* Set exercise
Repeat the records verbatim and leave the pictures out of your copy.
───── Rows ─────
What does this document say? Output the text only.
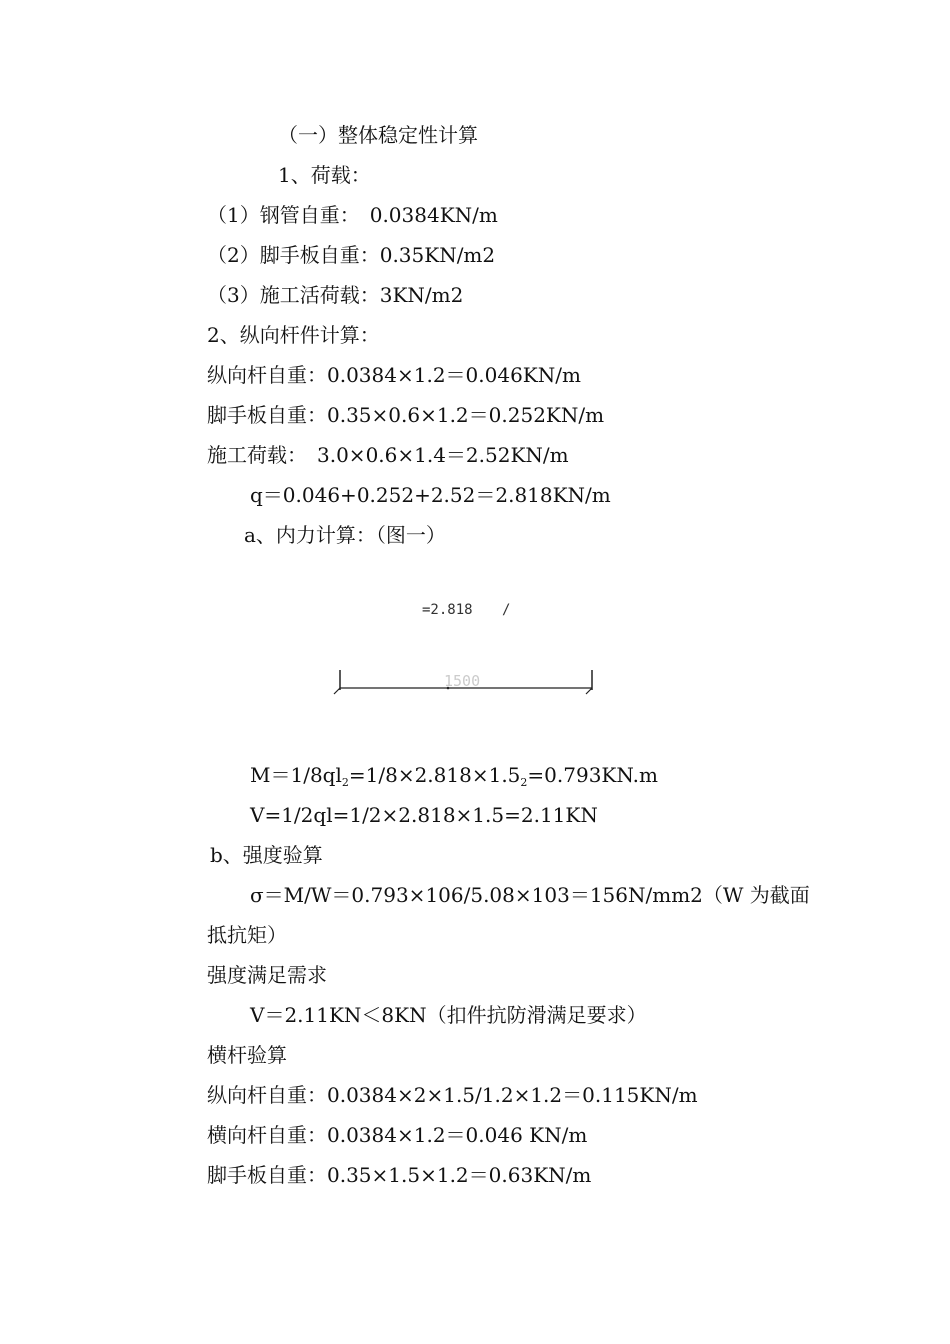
（一）整体稳定性计算
1、荷载：
（1）钢管自重：　0.0384KN/m
（2）脚手板自重：0.35KN/m2
（3）施工活荷载：3KN/m2
2、纵向杆件计算：
纵向杆自重：0.0384×1.2＝0.046KN/m
脚手板自重：0.35×0.6×1.2＝0.252KN/m
施工荷载：　3.0×0.6×1.4＝2.52KN/m
q＝0.046+0.252+2.52＝2.818KN/m
a、内力计算：（图一）
=2.818 /
1500
$M=1/8ql_2=1/8\times 2.818\times 1.5_2=0.793KN.m$
V=1/2ql=1/2×2.818×1.5=2.11KN
b、强度验算
σ＝M/W＝0.793×106/5.08×103＝156N/mm2（W 为截面
抵抗矩）
强度满足需求
V＝2.11KN＜8KN（扣件抗防滑满足要求）
横杆验算
纵向杆自重：0.0384×2×1.5/1.2×1.2＝0.115KN/m
横向杆自重：0.0384×1.2＝0.046 KN/m
脚手板自重：0.35×1.5×1.2＝0.63KN/m
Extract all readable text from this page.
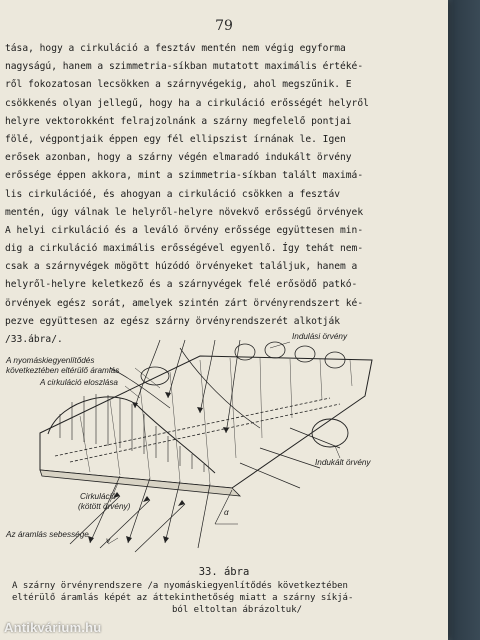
79
tása, hogy a cirkuláció a fesztáv mentén nem végig egyforma
nagyságú, hanem a szimmetria-síkban mutatott maximális értéké-
ről fokozatosan lecsökken a szárnyvégekig, ahol megszűnik. E
csökkenés olyan jellegű, hogy ha a cirkuláció erősségét helyről
helyre vektorokként felrajzolnánk a szárny megfelelő pontjai
fölé, végpontjaik éppen egy fél ellipszist írnának le. Igen
erősek azonban, hogy a szárny végén elmaradó indukált örvény
erőssége éppen akkora, mint a szimmetria-síkban talált maximá-
lis cirkulációé, és ahogyan a cirkuláció csökken a fesztáv
mentén, úgy válnak le helyről-helyre növekvő erősségű örvények
A helyi cirkuláció és a leváló örvény erőssége együttesen min-
dig a cirkuláció maximális erősségével egyenlő. Így tehát nem-
csak a szárnyvégek mögött húzódó örvényeket találjuk, hanem a
helyről-helyre keletkező és a szárnyvégek felé erősödő patkó-
örvények egész sorát, amelyek szintén zárt örvényrendszert ké-
pezve együttesen az egész szárny örvényrendszerét alkotják
/33.ábra/.	Indulási örvény
A nyomáskiegyenlítődés
következtében eltérülő áramlás
A cirkuláció eloszlása
Indukált örvény
Cirkuláció
(kötött örvény)
Az áramlás sebessége
v
α
33. ábra
A szárny örvényrendszere /a nyomáskiegyenlítődés következtében
eltérülő áramlás képét az áttekinthetőség miatt a szárny síkjá-
ból eltoltan ábrázoltuk/
Antikvárium.hu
─────
* Solved exercise
What does this document say? Output the text only.
（一）整体稳定性计算
1、荷载：
（1）钢管自重：　0.0384KN/m
（2）脚手板自重：0.35KN/m2
（3）施工活荷载：3KN/m2
2、纵向杆件计算：
纵向杆自重：0.0384×1.2＝0.046KN/m
脚手板自重：0.35×0.6×1.2＝0.252KN/m
施工荷载：　3.0×0.6×1.4＝2.52KN/m
q＝0.046+0.252+2.52＝2.818KN/m
a、内力计算：（图一）
=2.818 /
1500
$M=1/8ql_2=1/8\times 2.818\times 1.5_2=0.793KN.m$
V=1/2ql=1/2×2.818×1.5=2.11KN
b、强度验算
σ＝M/W＝0.793×106/5.08×103＝156N/mm2（W 为截面
抵抗矩）
强度满足需求
V＝2.11KN＜8KN（扣件抗防滑满足要求）
横杆验算
纵向杆自重：0.0384×2×1.5/1.2×1.2＝0.115KN/m
横向杆自重：0.0384×1.2＝0.046 KN/m
脚手板自重：0.35×1.5×1.2＝0.63KN/m
Extract all readable text from this page.
79
tása, hogy a cirkuláció a fesztáv mentén nem végig egyforma
nagyságú, hanem a szimmetria-síkban mutatott maximális értéké-
ről fokozatosan lecsökken a szárnyvégekig, ahol megszűnik. E
csökkenés olyan jellegű, hogy ha a cirkuláció erősségét helyről
helyre vektorokként felrajzolnánk a szárny megfelelő pontjai
fölé, végpontjaik éppen egy fél ellipszist írnának le. Igen
erősek azonban, hogy a szárny végén elmaradó indukált örvény
erőssége éppen akkora, mint a szimmetria-síkban talált maximá-
lis cirkulációé, és ahogyan a cirkuláció csökken a fesztáv
mentén, úgy válnak le helyről-helyre növekvő erősségű örvények
A helyi cirkuláció és a leváló örvény erőssége együttesen min-
dig a cirkuláció maximális erősségével egyenlő. Így tehát nem-
csak a szárnyvégek mögött húzódó örvényeket találjuk, hanem a
helyről-helyre keletkező és a szárnyvégek felé erősödő patkó-
örvények egész sorát, amelyek szintén zárt örvényrendszert ké-
pezve együttesen az egész szárny örvényrendszerét alkotják
/33.ábra/.	Indulási örvény
A nyomáskiegyenlítődés
következtében eltérülő áramlás
A cirkuláció eloszlása
Indukált örvény
Cirkuláció
(kötött örvény)
Az áramlás sebessége
v
α
33. ábra
A szárny örvényrendszere /a nyomáskiegyenlítődés következtében
eltérülő áramlás képét az áttekinthetőség miatt a szárny síkjá-
ból eltoltan ábrázoltuk/
Antikvárium.hu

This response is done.